**The request**:
Exclude the pictures and reproduce the remaining data exactly as written.

**Records**:
•••
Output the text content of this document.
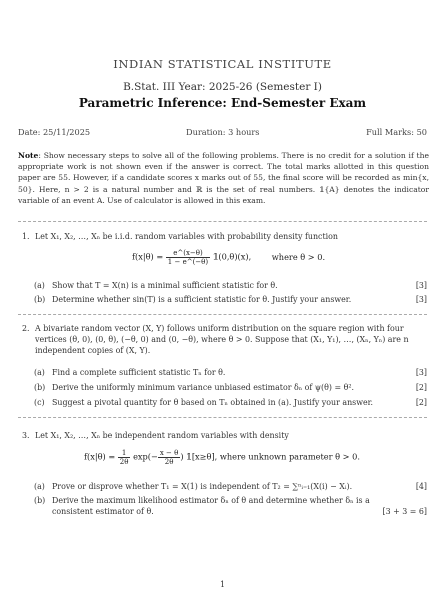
INDIAN STATISTICAL INSTITUTE
B.Stat. III Year: 2025-26 (Semester I)
Parametric Inference: End-Semester Exam
Date: 25/11/2025	Duration: 3 hours	Full Marks: 50
Note: Show necessary steps to solve all of the following problems. There is no credit for a solution if the appropriate work is not shown even if the answer is correct. The total marks allotted in this question paper are 55. However, if a candidate scores x marks out of 55, the final score will be recorded as min{x, 50}. Here, n > 2 is a natural number and ℝ is the set of real numbers. 𝟙{A} denotes the indicator variable of an event A. Use of calculator is allowed in this exam.
1. Let X₁, X₂, …, Xₙ be i.i.d. random variables with probability density function
$f(x|\theta) = \frac{e\^{}(x-\theta)}{1 - e\^{}(-\theta)}$ 𝟙(0,θ)(x),	where θ > 0.
(a) Show that T = X(n) is a minimal sufficient statistic for θ.	[3]
(b) Determine whether sin(T) is a sufficient statistic for θ. Justify your answer.	[3]
2. A bivariate random vector (X, Y) follows uniform distribution on the square region with four vertices (θ, 0), (0, θ), (−θ, 0) and (0, −θ), where θ > 0. Suppose that (X₁, Y₁), …, (Xₙ, Yₙ) are n independent copies of (X, Y).
(a) Find a complete sufficient statistic Tₙ for θ.	[3]
(b) Derive the uniformly minimum variance unbiased estimator δₙ of ψ(θ) = θ².	[2]
(c) Suggest a pivotal quantity for θ based on Tₙ obtained in (a). Justify your answer.	[2]
3. Let X₁, X₂, …, Xₙ be independent random variables with density
$f(x|\theta) = \frac{1}{2\theta} \exp(- \frac{x - \theta}{2\theta}$ ) 𝟙[x≥θ], where unknown parameter θ > 0.
(a) Prove or disprove whether T₁ = X(1) is independent of T₂ = ∑ⁿᵢ₌₁(X(i) − Xᵢ).	[4]
(b) Derive the maximum likelihood estimator δₙ of θ and determine whether δₙ is a consistent estimator of θ.	[3 + 3 = 6]
1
•••
**Output below**:
Output the text content of this document.
INDIAN STATISTICAL INSTITUTE
B.Stat. III Year: 2025-26 (Semester I)
Parametric Inference: End-Semester Exam
Date: 25/11/2025	Duration: 3 hours	Full Marks: 50
Note: Show necessary steps to solve all of the following problems. There is no credit for a solution if the appropriate work is not shown even if the answer is correct. The total marks allotted in this question paper are 55. However, if a candidate scores x marks out of 55, the final score will be recorded as min{x, 50}. Here, n > 2 is a natural number and ℝ is the set of real numbers. 𝟙{A} denotes the indicator variable of an event A. Use of calculator is allowed in this exam.
1. Let X₁, X₂, …, Xₙ be i.i.d. random variables with probability density function
$f(x|\theta) = \frac{e\^{}(x-\theta)}{1 - e\^{}(-\theta)}$ 𝟙(0,θ)(x),	where θ > 0.
(a) Show that T = X(n) is a minimal sufficient statistic for θ.	[3]
(b) Determine whether sin(T) is a sufficient statistic for θ. Justify your answer.	[3]
2. A bivariate random vector (X, Y) follows uniform distribution on the square region with four vertices (θ, 0), (0, θ), (−θ, 0) and (0, −θ), where θ > 0. Suppose that (X₁, Y₁), …, (Xₙ, Yₙ) are n independent copies of (X, Y).
(a) Find a complete sufficient statistic Tₙ for θ.	[3]
(b) Derive the uniformly minimum variance unbiased estimator δₙ of ψ(θ) = θ².	[2]
(c) Suggest a pivotal quantity for θ based on Tₙ obtained in (a). Justify your answer.	[2]
3. Let X₁, X₂, …, Xₙ be independent random variables with density
$f(x|\theta) = \frac{1}{2\theta} \exp(- \frac{x - \theta}{2\theta}$ ) 𝟙[x≥θ], where unknown parameter θ > 0.
(a) Prove or disprove whether T₁ = X(1) is independent of T₂ = ∑ⁿᵢ₌₁(X(i) − Xᵢ).	[4]
(b) Derive the maximum likelihood estimator δₙ of θ and determine whether δₙ is a consistent estimator of θ.	[3 + 3 = 6]
1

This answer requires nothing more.